• Task to complete: Send back the entries below exactly as they appear.

• Data provided:
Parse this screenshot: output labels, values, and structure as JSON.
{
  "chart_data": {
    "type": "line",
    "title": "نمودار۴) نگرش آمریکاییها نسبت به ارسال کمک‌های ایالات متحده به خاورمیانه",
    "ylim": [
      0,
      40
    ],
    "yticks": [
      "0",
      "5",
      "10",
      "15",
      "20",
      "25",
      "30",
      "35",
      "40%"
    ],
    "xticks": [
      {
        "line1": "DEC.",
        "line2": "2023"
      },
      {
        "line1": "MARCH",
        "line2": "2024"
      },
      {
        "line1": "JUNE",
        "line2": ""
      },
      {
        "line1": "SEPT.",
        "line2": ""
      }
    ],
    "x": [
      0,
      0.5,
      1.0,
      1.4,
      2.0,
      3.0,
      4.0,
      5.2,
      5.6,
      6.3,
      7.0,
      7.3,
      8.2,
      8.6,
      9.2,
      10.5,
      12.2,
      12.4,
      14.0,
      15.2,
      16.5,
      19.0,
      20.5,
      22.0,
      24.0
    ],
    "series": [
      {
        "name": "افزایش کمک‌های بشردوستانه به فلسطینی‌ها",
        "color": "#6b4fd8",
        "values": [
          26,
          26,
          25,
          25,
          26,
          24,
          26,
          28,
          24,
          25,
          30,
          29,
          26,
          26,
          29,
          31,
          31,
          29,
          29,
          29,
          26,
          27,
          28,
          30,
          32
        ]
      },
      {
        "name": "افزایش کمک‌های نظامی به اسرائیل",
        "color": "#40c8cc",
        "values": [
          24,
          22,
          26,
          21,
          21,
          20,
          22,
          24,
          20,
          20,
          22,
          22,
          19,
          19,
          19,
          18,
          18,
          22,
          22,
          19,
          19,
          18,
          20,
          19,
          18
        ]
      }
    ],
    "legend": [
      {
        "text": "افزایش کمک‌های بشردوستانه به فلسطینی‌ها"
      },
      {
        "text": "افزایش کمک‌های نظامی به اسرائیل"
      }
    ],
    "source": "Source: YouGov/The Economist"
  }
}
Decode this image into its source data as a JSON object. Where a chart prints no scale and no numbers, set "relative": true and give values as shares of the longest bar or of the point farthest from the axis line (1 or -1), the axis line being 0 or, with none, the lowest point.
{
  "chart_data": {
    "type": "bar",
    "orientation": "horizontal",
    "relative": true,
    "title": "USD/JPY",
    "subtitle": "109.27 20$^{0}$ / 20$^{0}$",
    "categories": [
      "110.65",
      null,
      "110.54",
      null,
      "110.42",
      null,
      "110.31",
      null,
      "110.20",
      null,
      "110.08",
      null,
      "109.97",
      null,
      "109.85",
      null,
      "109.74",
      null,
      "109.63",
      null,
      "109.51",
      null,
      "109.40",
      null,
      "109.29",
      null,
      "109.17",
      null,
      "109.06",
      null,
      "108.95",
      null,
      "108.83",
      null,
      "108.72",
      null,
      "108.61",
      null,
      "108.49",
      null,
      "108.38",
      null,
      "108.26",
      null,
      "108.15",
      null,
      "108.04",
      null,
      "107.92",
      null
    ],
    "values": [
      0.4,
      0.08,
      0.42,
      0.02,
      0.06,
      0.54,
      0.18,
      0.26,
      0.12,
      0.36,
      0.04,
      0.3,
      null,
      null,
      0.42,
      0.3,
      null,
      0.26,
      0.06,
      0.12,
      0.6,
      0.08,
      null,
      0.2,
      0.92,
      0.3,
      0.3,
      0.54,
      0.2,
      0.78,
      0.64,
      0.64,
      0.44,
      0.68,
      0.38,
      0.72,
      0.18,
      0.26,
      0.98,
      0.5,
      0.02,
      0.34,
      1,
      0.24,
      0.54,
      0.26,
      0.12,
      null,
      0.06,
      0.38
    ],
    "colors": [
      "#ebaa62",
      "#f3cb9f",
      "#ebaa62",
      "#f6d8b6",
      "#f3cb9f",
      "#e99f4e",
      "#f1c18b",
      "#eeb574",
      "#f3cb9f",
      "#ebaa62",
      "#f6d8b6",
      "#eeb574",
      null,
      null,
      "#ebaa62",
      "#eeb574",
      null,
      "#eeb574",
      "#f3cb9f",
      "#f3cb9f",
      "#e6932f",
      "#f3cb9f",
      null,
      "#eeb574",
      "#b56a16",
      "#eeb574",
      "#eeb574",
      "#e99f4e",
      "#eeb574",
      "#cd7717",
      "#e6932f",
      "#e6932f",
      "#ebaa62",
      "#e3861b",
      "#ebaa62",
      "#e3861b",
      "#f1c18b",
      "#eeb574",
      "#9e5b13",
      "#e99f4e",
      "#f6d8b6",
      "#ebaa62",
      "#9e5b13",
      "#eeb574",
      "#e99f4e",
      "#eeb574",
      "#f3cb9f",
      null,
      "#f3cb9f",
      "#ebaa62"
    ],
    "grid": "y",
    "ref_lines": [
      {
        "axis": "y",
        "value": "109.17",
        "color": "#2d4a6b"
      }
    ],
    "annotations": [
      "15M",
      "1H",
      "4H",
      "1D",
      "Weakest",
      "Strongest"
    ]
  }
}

• Solution to this task:
Parse this screenshot: output labels, values, and structure as JSON.
{
  "chart_data": {
    "type": "line",
    "title": "نمودار۴) نگرش آمریکاییها نسبت به ارسال کمک‌های ایالات متحده به خاورمیانه",
    "ylim": [
      0,
      40
    ],
    "yticks": [
      "0",
      "5",
      "10",
      "15",
      "20",
      "25",
      "30",
      "35",
      "40%"
    ],
    "xticks": [
      {
        "line1": "DEC.",
        "line2": "2023"
      },
      {
        "line1": "MARCH",
        "line2": "2024"
      },
      {
        "line1": "JUNE",
        "line2": ""
      },
      {
        "line1": "SEPT.",
        "line2": ""
      }
    ],
    "x": [
      0,
      0.5,
      1.0,
      1.4,
      2.0,
      3.0,
      4.0,
      5.2,
      5.6,
      6.3,
      7.0,
      7.3,
      8.2,
      8.6,
      9.2,
      10.5,
      12.2,
      12.4,
      14.0,
      15.2,
      16.5,
      19.0,
      20.5,
      22.0,
      24.0
    ],
    "series": [
      {
        "name": "افزایش کمک‌های بشردوستانه به فلسطینی‌ها",
        "color": "#6b4fd8",
        "values": [
          26,
          26,
          25,
          25,
          26,
          24,
          26,
          28,
          24,
          25,
          30,
          29,
          26,
          26,
          29,
          31,
          31,
          29,
          29,
          29,
          26,
          27,
          28,
          30,
          32
        ]
      },
      {
        "name": "افزایش کمک‌های نظامی به اسرائیل",
        "color": "#40c8cc",
        "values": [
          24,
          22,
          26,
          21,
          21,
          20,
          22,
          24,
          20,
          20,
          22,
          22,
          19,
          19,
          19,
          18,
          18,
          22,
          22,
          19,
          19,
          18,
          20,
          19,
          18
        ]
      }
    ],
    "legend": [
      {
        "text": "افزایش کمک‌های بشردوستانه به فلسطینی‌ها"
      },
      {
        "text": "افزایش کمک‌های نظامی به اسرائیل"
      }
    ],
    "source": "Source: YouGov/The Economist"
  }
}
Decode this image into its source data as a JSON object. Where a chart prints no scale and no numbers, set "relative": true and give values as shares of the longest bar or of the point farthest from the axis line (1 or -1), the axis line being 0 or, with none, the lowest point.
{
  "chart_data": {
    "type": "bar",
    "orientation": "horizontal",
    "relative": true,
    "title": "USD/JPY",
    "subtitle": "109.27 20$^{0}$ / 20$^{0}$",
    "categories": [
      "110.65",
      null,
      "110.54",
      null,
      "110.42",
      null,
      "110.31",
      null,
      "110.20",
      null,
      "110.08",
      null,
      "109.97",
      null,
      "109.85",
      null,
      "109.74",
      null,
      "109.63",
      null,
      "109.51",
      null,
      "109.40",
      null,
      "109.29",
      null,
      "109.17",
      null,
      "109.06",
      null,
      "108.95",
      null,
      "108.83",
      null,
      "108.72",
      null,
      "108.61",
      null,
      "108.49",
      null,
      "108.38",
      null,
      "108.26",
      null,
      "108.15",
      null,
      "108.04",
      null,
      "107.92",
      null
    ],
    "values": [
      0.4,
      0.08,
      0.42,
      0.02,
      0.06,
      0.54,
      0.18,
      0.26,
      0.12,
      0.36,
      0.04,
      0.3,
      null,
      null,
      0.42,
      0.3,
      null,
      0.26,
      0.06,
      0.12,
      0.6,
      0.08,
      null,
      0.2,
      0.92,
      0.3,
      0.3,
      0.54,
      0.2,
      0.78,
      0.64,
      0.64,
      0.44,
      0.68,
      0.38,
      0.72,
      0.18,
      0.26,
      0.98,
      0.5,
      0.02,
      0.34,
      1,
      0.24,
      0.54,
      0.26,
      0.12,
      null,
      0.06,
      0.38
    ],
    "colors": [
      "#ebaa62",
      "#f3cb9f",
      "#ebaa62",
      "#f6d8b6",
      "#f3cb9f",
      "#e99f4e",
      "#f1c18b",
      "#eeb574",
      "#f3cb9f",
      "#ebaa62",
      "#f6d8b6",
      "#eeb574",
      null,
      null,
      "#ebaa62",
      "#eeb574",
      null,
      "#eeb574",
      "#f3cb9f",
      "#f3cb9f",
      "#e6932f",
      "#f3cb9f",
      null,
      "#eeb574",
      "#b56a16",
      "#eeb574",
      "#eeb574",
      "#e99f4e",
      "#eeb574",
      "#cd7717",
      "#e6932f",
      "#e6932f",
      "#ebaa62",
      "#e3861b",
      "#ebaa62",
      "#e3861b",
      "#f1c18b",
      "#eeb574",
      "#9e5b13",
      "#e99f4e",
      "#f6d8b6",
      "#ebaa62",
      "#9e5b13",
      "#eeb574",
      "#e99f4e",
      "#eeb574",
      "#f3cb9f",
      null,
      "#f3cb9f",
      "#ebaa62"
    ],
    "grid": "y",
    "ref_lines": [
      {
        "axis": "y",
        "value": "109.17",
        "color": "#2d4a6b"
      }
    ],
    "annotations": [
      "15M",
      "1H",
      "4H",
      "1D",
      "Weakest",
      "Strongest"
    ]
  }
}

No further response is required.